- Challenge -
Extract, from the records beneath this instruction, each line that contains the word "file".

- Rows -

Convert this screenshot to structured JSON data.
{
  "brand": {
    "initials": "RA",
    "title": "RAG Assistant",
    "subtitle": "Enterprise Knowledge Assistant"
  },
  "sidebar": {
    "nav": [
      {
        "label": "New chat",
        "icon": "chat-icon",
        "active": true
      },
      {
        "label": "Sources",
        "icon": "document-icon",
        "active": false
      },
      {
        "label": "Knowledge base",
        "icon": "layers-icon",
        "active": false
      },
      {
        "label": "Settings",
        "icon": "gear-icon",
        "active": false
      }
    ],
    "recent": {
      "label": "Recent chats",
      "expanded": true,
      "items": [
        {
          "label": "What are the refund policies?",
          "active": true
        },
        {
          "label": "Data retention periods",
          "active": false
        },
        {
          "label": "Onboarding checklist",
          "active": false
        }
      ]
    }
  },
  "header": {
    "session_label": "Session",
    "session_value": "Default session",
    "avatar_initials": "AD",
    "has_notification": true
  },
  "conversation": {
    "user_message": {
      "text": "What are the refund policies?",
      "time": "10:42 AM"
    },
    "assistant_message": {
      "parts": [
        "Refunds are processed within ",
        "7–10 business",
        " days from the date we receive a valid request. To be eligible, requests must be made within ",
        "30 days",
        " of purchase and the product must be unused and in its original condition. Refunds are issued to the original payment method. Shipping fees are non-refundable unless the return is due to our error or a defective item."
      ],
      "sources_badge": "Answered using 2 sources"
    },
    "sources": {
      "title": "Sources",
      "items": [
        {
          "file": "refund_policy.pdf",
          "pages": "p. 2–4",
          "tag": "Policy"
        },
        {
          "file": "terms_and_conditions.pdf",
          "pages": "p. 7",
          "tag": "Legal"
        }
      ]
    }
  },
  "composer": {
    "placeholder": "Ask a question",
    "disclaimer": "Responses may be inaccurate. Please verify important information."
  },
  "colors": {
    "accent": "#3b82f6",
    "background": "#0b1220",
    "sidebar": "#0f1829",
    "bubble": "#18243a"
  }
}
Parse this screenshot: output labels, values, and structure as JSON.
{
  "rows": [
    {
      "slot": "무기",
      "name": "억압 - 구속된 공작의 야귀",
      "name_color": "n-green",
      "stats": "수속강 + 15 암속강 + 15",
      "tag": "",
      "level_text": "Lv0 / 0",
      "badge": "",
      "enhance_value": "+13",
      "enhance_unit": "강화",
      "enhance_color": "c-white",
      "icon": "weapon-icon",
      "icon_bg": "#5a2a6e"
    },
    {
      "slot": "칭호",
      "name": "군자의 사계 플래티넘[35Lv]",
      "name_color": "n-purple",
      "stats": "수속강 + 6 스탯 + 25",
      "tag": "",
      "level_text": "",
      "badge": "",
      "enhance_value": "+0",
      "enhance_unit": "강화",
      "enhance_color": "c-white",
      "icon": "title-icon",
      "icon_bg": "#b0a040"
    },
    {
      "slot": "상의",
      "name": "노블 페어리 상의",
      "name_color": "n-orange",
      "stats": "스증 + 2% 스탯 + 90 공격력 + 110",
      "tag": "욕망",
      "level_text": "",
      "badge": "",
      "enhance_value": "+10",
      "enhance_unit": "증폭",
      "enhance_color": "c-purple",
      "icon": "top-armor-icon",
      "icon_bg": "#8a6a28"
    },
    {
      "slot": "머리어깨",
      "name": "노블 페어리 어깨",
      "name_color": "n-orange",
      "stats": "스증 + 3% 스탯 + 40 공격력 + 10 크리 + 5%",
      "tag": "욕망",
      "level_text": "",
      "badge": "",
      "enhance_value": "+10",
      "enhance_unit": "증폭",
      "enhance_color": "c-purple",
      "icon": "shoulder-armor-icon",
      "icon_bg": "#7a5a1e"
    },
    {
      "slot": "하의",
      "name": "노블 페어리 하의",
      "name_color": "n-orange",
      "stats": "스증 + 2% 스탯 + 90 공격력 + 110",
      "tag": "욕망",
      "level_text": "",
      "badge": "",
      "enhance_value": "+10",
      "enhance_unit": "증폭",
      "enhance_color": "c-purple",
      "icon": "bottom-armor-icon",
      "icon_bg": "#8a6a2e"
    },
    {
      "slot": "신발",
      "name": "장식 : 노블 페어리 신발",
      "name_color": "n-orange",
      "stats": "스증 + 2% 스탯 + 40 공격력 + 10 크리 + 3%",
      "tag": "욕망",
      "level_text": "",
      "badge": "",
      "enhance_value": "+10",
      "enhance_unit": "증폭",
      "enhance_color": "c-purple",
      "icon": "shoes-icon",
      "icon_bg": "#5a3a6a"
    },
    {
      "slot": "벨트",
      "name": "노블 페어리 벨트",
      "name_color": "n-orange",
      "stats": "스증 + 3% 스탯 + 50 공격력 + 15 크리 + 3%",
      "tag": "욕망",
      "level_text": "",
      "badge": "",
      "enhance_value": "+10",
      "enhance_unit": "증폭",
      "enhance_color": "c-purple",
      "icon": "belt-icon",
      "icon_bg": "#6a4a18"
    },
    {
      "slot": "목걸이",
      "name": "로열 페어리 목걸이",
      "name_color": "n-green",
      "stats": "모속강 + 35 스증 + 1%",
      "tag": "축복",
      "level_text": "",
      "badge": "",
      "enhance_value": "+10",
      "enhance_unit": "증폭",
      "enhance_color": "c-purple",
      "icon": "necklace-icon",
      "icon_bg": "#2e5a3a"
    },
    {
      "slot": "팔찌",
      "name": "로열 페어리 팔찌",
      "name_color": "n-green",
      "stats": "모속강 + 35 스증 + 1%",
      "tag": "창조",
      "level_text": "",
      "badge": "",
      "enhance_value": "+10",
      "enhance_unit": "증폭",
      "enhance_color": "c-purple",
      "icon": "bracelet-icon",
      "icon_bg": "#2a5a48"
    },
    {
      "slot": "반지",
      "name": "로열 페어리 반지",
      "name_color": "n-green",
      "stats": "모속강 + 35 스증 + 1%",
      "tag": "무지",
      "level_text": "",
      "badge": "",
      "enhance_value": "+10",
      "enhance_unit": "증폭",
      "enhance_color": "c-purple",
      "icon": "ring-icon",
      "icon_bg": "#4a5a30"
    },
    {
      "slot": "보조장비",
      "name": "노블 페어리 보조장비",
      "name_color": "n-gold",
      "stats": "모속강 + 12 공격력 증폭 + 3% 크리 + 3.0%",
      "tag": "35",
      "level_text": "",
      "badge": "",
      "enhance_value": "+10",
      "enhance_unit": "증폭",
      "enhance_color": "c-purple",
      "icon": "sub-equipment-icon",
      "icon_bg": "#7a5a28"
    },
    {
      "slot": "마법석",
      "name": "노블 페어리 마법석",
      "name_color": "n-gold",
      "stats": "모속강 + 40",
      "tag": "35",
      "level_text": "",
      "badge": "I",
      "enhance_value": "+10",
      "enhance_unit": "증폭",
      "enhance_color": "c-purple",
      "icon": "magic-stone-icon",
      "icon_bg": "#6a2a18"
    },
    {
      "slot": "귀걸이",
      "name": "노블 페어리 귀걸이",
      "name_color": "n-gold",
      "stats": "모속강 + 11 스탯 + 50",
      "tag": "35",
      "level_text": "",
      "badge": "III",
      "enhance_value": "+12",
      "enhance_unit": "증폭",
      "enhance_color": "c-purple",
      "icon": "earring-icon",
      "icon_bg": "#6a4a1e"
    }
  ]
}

* * *

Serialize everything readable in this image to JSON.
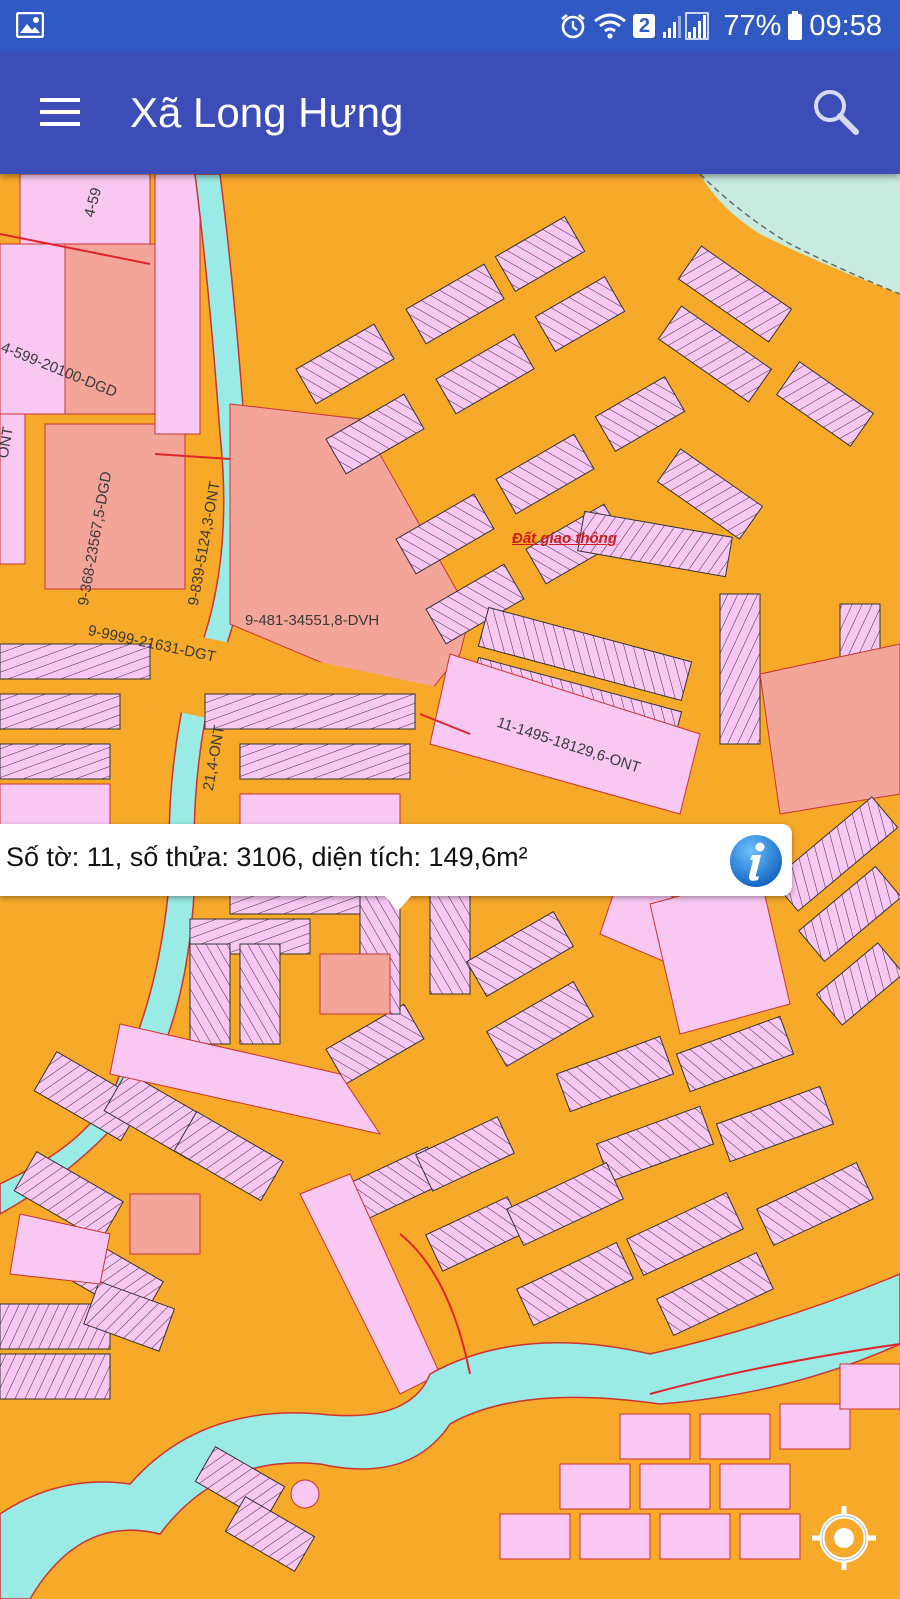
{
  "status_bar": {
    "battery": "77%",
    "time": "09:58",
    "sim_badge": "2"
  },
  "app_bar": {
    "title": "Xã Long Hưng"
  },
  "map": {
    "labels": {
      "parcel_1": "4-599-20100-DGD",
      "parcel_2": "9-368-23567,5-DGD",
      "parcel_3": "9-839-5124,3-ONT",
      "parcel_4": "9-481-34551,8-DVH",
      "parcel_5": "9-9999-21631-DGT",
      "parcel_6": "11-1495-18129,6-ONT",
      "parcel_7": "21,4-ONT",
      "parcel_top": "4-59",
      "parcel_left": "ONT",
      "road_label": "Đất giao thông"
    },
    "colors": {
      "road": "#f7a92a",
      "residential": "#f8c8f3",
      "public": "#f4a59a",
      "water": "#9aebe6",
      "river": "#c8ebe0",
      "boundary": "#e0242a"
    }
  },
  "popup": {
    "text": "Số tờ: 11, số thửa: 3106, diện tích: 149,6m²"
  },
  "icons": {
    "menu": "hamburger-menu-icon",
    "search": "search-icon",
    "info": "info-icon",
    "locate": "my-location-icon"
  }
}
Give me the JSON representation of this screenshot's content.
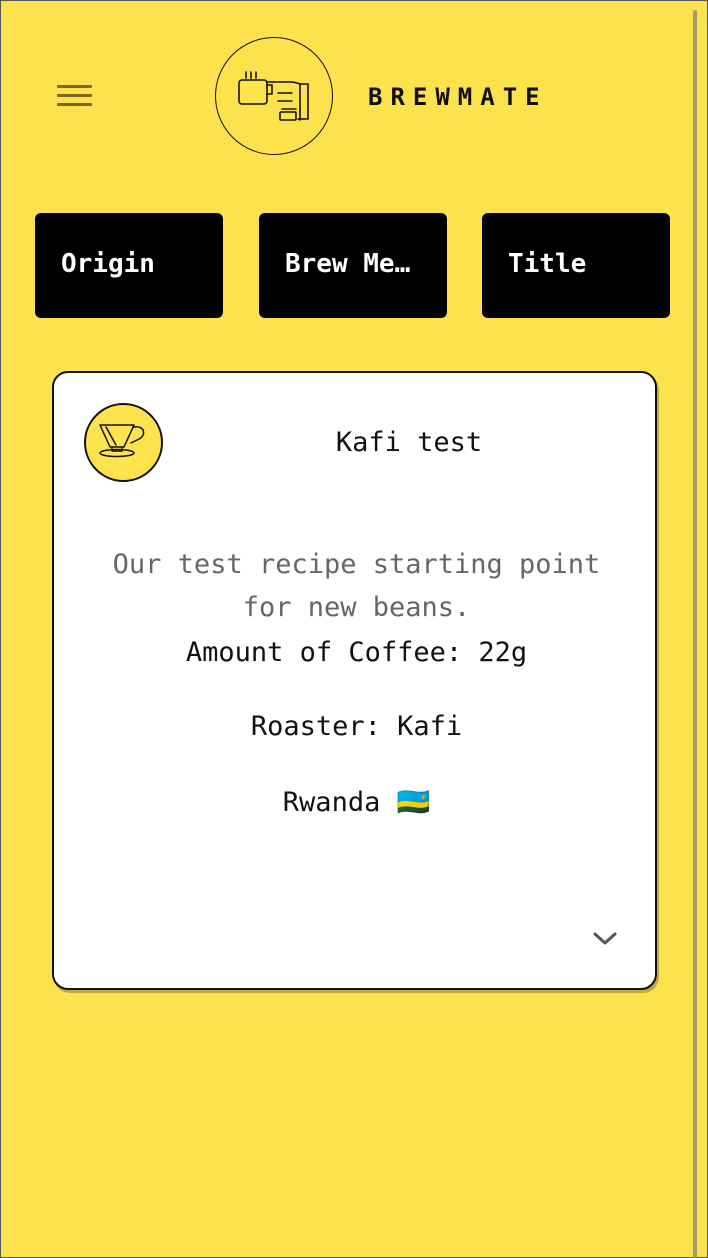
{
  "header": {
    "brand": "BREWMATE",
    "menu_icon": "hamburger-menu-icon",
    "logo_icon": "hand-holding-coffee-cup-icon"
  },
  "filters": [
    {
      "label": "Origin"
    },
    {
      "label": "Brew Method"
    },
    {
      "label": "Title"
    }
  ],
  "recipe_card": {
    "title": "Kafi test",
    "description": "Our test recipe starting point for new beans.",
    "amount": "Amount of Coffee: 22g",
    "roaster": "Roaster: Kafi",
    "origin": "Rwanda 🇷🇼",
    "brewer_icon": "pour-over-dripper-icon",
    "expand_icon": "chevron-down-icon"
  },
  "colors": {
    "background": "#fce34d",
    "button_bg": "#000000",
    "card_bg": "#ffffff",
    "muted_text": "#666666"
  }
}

- Solution for this problem -
          "file": "refund_policy.pdf",
          "file": "terms_and_conditions.pdf",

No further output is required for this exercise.